Material provided »
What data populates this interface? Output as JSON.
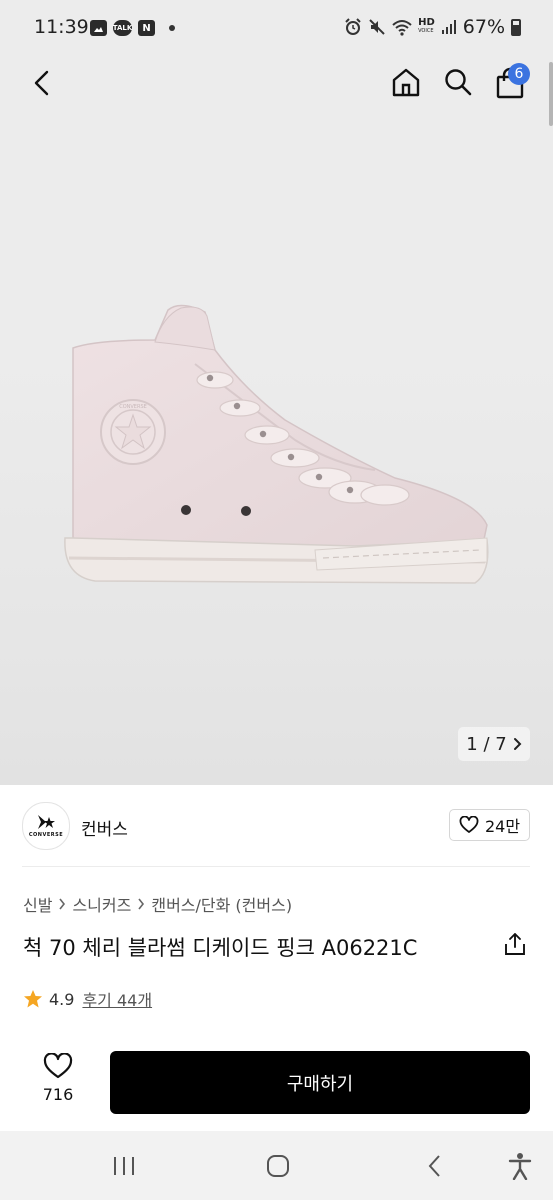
{
  "status": {
    "time": "11:39",
    "notif_icons": [
      "image-icon",
      "talk-icon",
      "n-icon"
    ],
    "talk_label": "TALK",
    "n_label": "N",
    "hd_label": "HD",
    "voice_label": "VOICE",
    "battery": "67%"
  },
  "hero": {
    "pager_text": "1 / 7",
    "cart_count": "6",
    "shoe_brand_text": "CONVERSE"
  },
  "brand": {
    "name": "컨버스",
    "logo_text": "CONVERSE",
    "likes": "24만"
  },
  "breadcrumb": [
    "신발",
    "스니커즈",
    "캔버스/단화 (컨버스)"
  ],
  "product": {
    "title": "척 70 체리 블라썸 디케이드 핑크 A06221C",
    "rating": "4.9",
    "reviews": "후기 44개"
  },
  "purchase": {
    "wish_count": "716",
    "buy_label": "구매하기"
  },
  "colors": {
    "buy_button": "#000000",
    "cart_badge": "#3b73e0",
    "star": "#f5a623"
  }
}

Stated exercise » Return the whole listing, word for word, and leave out every picture.

The solution »
What data populates this interface? Output as JSON.
{
  "status": {
    "time": "11:39",
    "notif_icons": [
      "image-icon",
      "talk-icon",
      "n-icon"
    ],
    "talk_label": "TALK",
    "n_label": "N",
    "hd_label": "HD",
    "voice_label": "VOICE",
    "battery": "67%"
  },
  "hero": {
    "pager_text": "1 / 7",
    "cart_count": "6",
    "shoe_brand_text": "CONVERSE"
  },
  "brand": {
    "name": "컨버스",
    "logo_text": "CONVERSE",
    "likes": "24만"
  },
  "breadcrumb": [
    "신발",
    "스니커즈",
    "캔버스/단화 (컨버스)"
  ],
  "product": {
    "title": "척 70 체리 블라썸 디케이드 핑크 A06221C",
    "rating": "4.9",
    "reviews": "후기 44개"
  },
  "purchase": {
    "wish_count": "716",
    "buy_label": "구매하기"
  },
  "colors": {
    "buy_button": "#000000",
    "cart_badge": "#3b73e0",
    "star": "#f5a623"
  }
}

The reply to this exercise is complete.